Family issues. These include divorce, inheritance battles and family-business disputes.
There also are macroeconomic reasons. Before the 1980s, wealth came largely from inheritance, oil and privately owned businesses—all fairly predictable and stable sources of money. After the 1980s, more large wealth came from the stock market.
Executives became wealthy from stock-based pay. Entrepreneurs got rich by starting and selling companies, either through initial public offerings or mergers. And Wall Street bankers, hedge-fund managers and private-equity chiefs made money from market bets.
So how can investors and entrepreneurs stay wealthy without becoming high-beta casualties?
Wealth managers, psychologists and financial advisers say the age of high-beta wealth requires new financial and psychological tools to make and preserve family fortunes.
Gregory Curtis, chairman of Greycourt & Co., a Pittsburgh-based wealth-management firm, works with old-money families, some of whom have preserved their fortunes for four or five generations. He says one secret to enduring wealth is for families to divide their fortunes into two buckets: the "spending" bucket and the "appreciation" bucket.
He said families should live almost entirely off the spending bucket, which should be filled with a diversified, liquid portfolio of dividend-paying stocks and bonds and cash equivalents.
The appreciation bucket can be mostly stock or an ownership stake in a company. This bucket also can contain hedge funds, bets on currencies and commodities, and other investments.
The important point is that families should never have to rely on the "appreciation" bucket to fund day-to-day expenses.
"The biggest risk we see is concentrated holdings," he says. "So we say, 'Your lifestyle should be supported entirely by a liquid portfolio.' Even if they lost everything in the appreciation bucket, they're still OK."
The high-beta rich often have more than half of their wealth in one asset, whether it is a company or a single stock. As a general rule, wealth managers tell clients to avoid having more than 20% to 30% of their wealth in a single asset.
Limiting debt also is critical to avoiding crashes. The debt load of the top 1% has tripled over the past 30 years. Experts say a family's debt shouldn't exceed 25% of its assets, even though few follow the rule.
Stephen Martiros, a Boston-based adviser to family offices, says wealthy families should secure credit lines with longer time horizons (think years instead of months) to help them cope with economic storms.
"The real question for the high-beta wealthy is, 'Can you weather a worst-case storm?'" he says. "You don't want to be in a position of being forced to sell an asset at the wrong time because of leverage. That's when you get into real trouble."

■ **GIVEN PROBLEM 1**
Please decide whether each statement agrees with the passage on preserving family wealth, answering yes or no and quoting the deciding words: (a) Gregory Curtis says families should live almost entirely off the appreciation bucket. (b) Wealth managers generally advise clients against holding more than 20% to 30% of their wealth in a single asset. (c) The debt load of the top 1% has doubled over the past 30 years.
■ **GIVEN PROBLEM 2**
Write the next part of the passage on preserving family wealth, starting right after its final sentence.
The data that comes next is from a separate source.

■ **EXTRACTED ENTRIES**
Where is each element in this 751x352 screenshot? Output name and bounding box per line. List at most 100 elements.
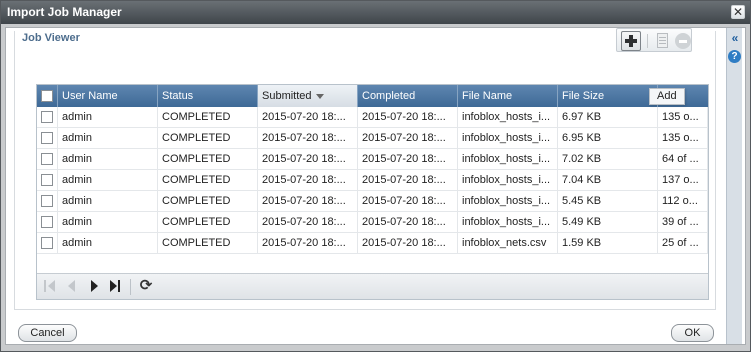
table-row[interactable]: admin COMPLETED 2015-07-20 18:... 2015-07-2… xyxy=(37,107,708,128)
column-header-file-size[interactable]: File Size xyxy=(558,85,658,107)
help-icon[interactable]: ? xyxy=(728,50,741,63)
cell-status: COMPLETED xyxy=(158,233,258,253)
select-all-checkbox[interactable] xyxy=(41,90,53,102)
cell-user-name: admin xyxy=(58,128,158,148)
select-all-column xyxy=(37,85,58,107)
cell-status: COMPLETED xyxy=(158,212,258,232)
grid-toolbar xyxy=(616,28,692,52)
cell-extra: 137 o... xyxy=(658,170,708,190)
cell-file-name: infoblox_hosts_i... xyxy=(458,170,558,190)
cell-submitted: 2015-07-20 18:... xyxy=(258,191,358,211)
toolbar-divider xyxy=(647,34,648,48)
title-bar: Import Job Manager ✕ xyxy=(1,1,750,24)
edit-button[interactable] xyxy=(653,31,673,51)
cell-extra: 135 o... xyxy=(658,128,708,148)
row-select-cell xyxy=(37,233,58,253)
table-row[interactable]: admin COMPLETED 2015-07-20 18:... 2015-07-2… xyxy=(37,149,708,170)
import-job-manager-dialog: Import Job Manager ✕ « ? Job Viewer Add xyxy=(0,0,751,352)
panel-heading: Job Viewer xyxy=(22,32,80,44)
cell-submitted: 2015-07-20 18:... xyxy=(258,128,358,148)
cell-file-name: infoblox_hosts_i... xyxy=(458,212,558,232)
row-select-cell xyxy=(37,149,58,169)
row-select-cell xyxy=(37,128,58,148)
cell-completed: 2015-07-20 18:... xyxy=(358,233,458,253)
last-page-icon[interactable] xyxy=(108,279,122,293)
cell-extra: 135 o... xyxy=(658,107,708,127)
cell-user-name: admin xyxy=(58,107,158,127)
row-select-cell xyxy=(37,191,58,211)
refresh-icon[interactable]: ⟳ xyxy=(138,278,154,294)
cell-completed: 2015-07-20 18:... xyxy=(358,149,458,169)
cell-submitted: 2015-07-20 18:... xyxy=(258,149,358,169)
cell-status: COMPLETED xyxy=(158,191,258,211)
grid-header: User Name Status Submitted Completed Fil… xyxy=(37,85,708,107)
cell-extra: 25 of ... xyxy=(658,233,708,253)
cell-file-size: 6.95 KB xyxy=(558,128,658,148)
next-page-icon[interactable] xyxy=(87,279,101,293)
row-select-cell xyxy=(37,107,58,127)
cancel-button[interactable]: Cancel xyxy=(18,324,77,342)
column-header-submitted[interactable]: Submitted xyxy=(258,85,358,107)
cell-user-name: admin xyxy=(58,212,158,232)
row-checkbox[interactable] xyxy=(41,195,53,207)
column-header-file-name[interactable]: File Name xyxy=(458,85,558,107)
row-checkbox[interactable] xyxy=(41,153,53,165)
cell-file-size: 5.49 KB xyxy=(558,212,658,232)
close-icon[interactable]: ✕ xyxy=(731,5,745,19)
cell-status: COMPLETED xyxy=(158,107,258,127)
table-row[interactable]: admin COMPLETED 2015-07-20 18:... 2015-07-2… xyxy=(37,233,708,254)
cell-user-name: admin xyxy=(58,170,158,190)
cell-file-size: 1.59 KB xyxy=(558,233,658,253)
cell-user-name: admin xyxy=(58,233,158,253)
cell-status: COMPLETED xyxy=(158,128,258,148)
column-header-user-name[interactable]: User Name xyxy=(58,85,158,107)
table-row[interactable]: admin COMPLETED 2015-07-20 18:... 2015-07-2… xyxy=(37,128,708,149)
cell-extra: 64 of ... xyxy=(658,149,708,169)
cell-submitted: 2015-07-20 18:... xyxy=(258,212,358,232)
table-row[interactable]: admin COMPLETED 2015-07-20 18:... 2015-07-2… xyxy=(37,191,708,212)
side-rail: « ? xyxy=(726,28,742,344)
cell-submitted: 2015-07-20 18:... xyxy=(258,170,358,190)
cell-status: COMPLETED xyxy=(158,170,258,190)
cell-file-name: infoblox_hosts_i... xyxy=(458,107,558,127)
row-checkbox[interactable] xyxy=(41,174,53,186)
collapse-icon[interactable]: « xyxy=(729,32,741,45)
table-row[interactable]: admin COMPLETED 2015-07-20 18:... 2015-07-2… xyxy=(37,212,708,233)
cell-submitted: 2015-07-20 18:... xyxy=(258,233,358,253)
cell-completed: 2015-07-20 18:... xyxy=(358,191,458,211)
cell-completed: 2015-07-20 18:... xyxy=(358,128,458,148)
cell-user-name: admin xyxy=(58,149,158,169)
cell-submitted: 2015-07-20 18:... xyxy=(258,107,358,127)
cell-extra: 112 o... xyxy=(658,191,708,211)
row-checkbox[interactable] xyxy=(41,111,53,123)
cell-file-size: 5.45 KB xyxy=(558,191,658,211)
remove-button[interactable] xyxy=(673,31,693,51)
add-button[interactable] xyxy=(621,31,641,51)
cell-extra: 39 of ... xyxy=(658,212,708,232)
cell-status: COMPLETED xyxy=(158,149,258,169)
cell-file-name: infoblox_hosts_i... xyxy=(458,128,558,148)
ok-button[interactable]: OK xyxy=(671,324,714,342)
cell-file-size: 7.04 KB xyxy=(558,170,658,190)
row-checkbox[interactable] xyxy=(41,216,53,228)
cell-file-size: 6.97 KB xyxy=(558,107,658,127)
pager-divider xyxy=(130,279,131,295)
sort-descending-icon xyxy=(315,93,324,99)
add-tooltip: Add xyxy=(649,88,685,105)
row-checkbox[interactable] xyxy=(41,132,53,144)
cell-completed: 2015-07-20 18:... xyxy=(358,212,458,232)
dialog-title: Import Job Manager xyxy=(7,5,122,19)
row-checkbox[interactable] xyxy=(41,237,53,249)
pagination-bar: ⟳ xyxy=(37,273,708,299)
cell-user-name: admin xyxy=(58,191,158,211)
cell-file-name: infoblox_hosts_i... xyxy=(458,191,558,211)
row-select-cell xyxy=(37,170,58,190)
cell-completed: 2015-07-20 18:... xyxy=(358,170,458,190)
column-header-status[interactable]: Status xyxy=(158,85,258,107)
cell-completed: 2015-07-20 18:... xyxy=(358,107,458,127)
first-page-icon[interactable] xyxy=(43,279,57,293)
cell-file-name: infoblox_nets.csv xyxy=(458,233,558,253)
table-row[interactable]: admin COMPLETED 2015-07-20 18:... 2015-07-2… xyxy=(37,170,708,191)
column-header-completed[interactable]: Completed xyxy=(358,85,458,107)
prev-page-icon[interactable] xyxy=(65,279,79,293)
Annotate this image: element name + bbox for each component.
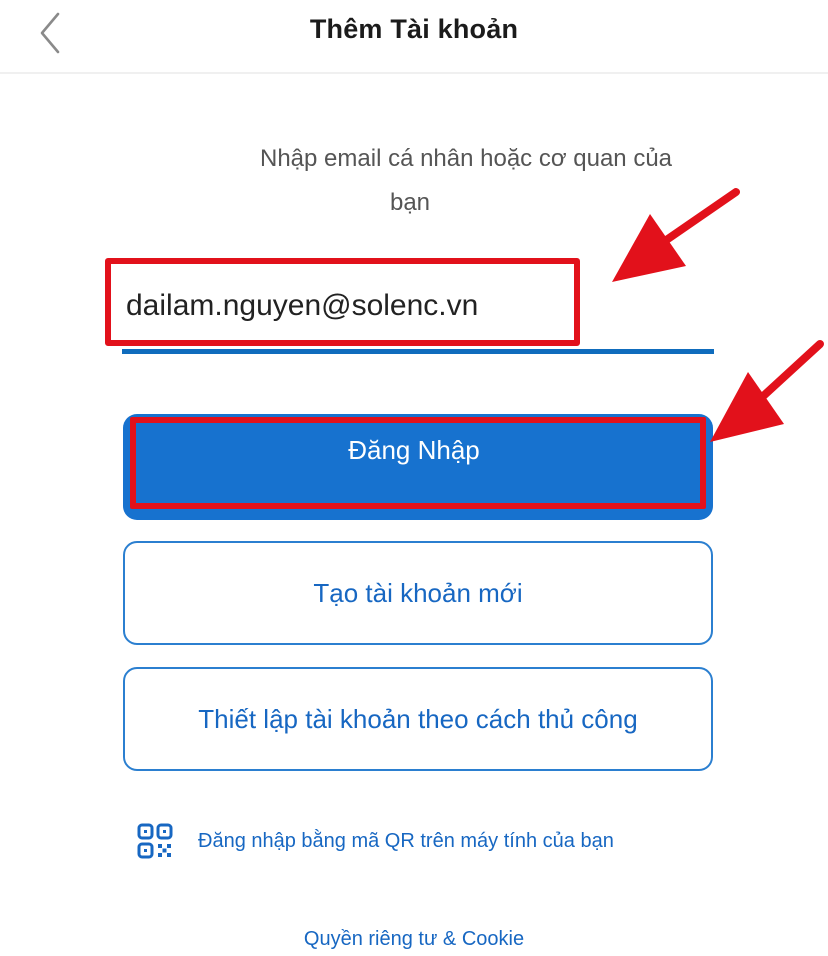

■ **WRITTEN RESPONSE 1**
(a) No: "He said families should live almost entirely off the spending bucket"
(b) Yes: "As a general rule, wealth managers tell clients to avoid having more than 20% to 30% of their wealth in a single asset."
(c) No: "The debt load of the top 1% has tripled over the past 30 years."

■ **WRITTEN RESPONSE 2**
What about entrepreneurs? Those who launch companies and bet everything on their success are loath to cash out too soon. Based on Facebook's latest valuations, co-founder Mark Zuckerberg would have given up nearly $1 billion in future value for every percentage point of equity he might have sold in the name of diversification. That isn't to mention the negative signal it sends to shareholders.
Yet wealth managers suggest that the Zuckerbergs of the world should regularly sell off small chunks of their stock as soon as their companies go public—or even sooner. They may be losing some upside, but they are building a critical safety net in case of a fall.
Netflix CEO Reed Hastings, for instance, has regularly sold shares of Netflix stock for years as part of a planned stock-sale program. While he may have given up millions in paper wealth during the stock's rise, the cash from those sales was protected when Netflix stock fell by nearly 75% this fall. (Many shareholders weren't as lucky, of course.)
In Silicon Valley, the latest wave of tech founders is cashing out earlier and taking more money off the table than previous generations, learning the lessons from the high-beta-rich crashes of 2001. Groupon's largest shareholder, co-founder Eric Lefkofsky, reaped more than $300 million from dividends and stock sales before the company even went public last month.
Last March, Zynga founder Mark Pincus sold a small piece of his stake back to the company for $109 million, according to regulatory filings.
The sale price was $14 a share—higher than the stock's IPO price of $10 on Friday.
"These private sales appear to be increasing, providing the potential for high-beta wealth to take some money off the table," says Mr. Rawlins of Harris MyCFO.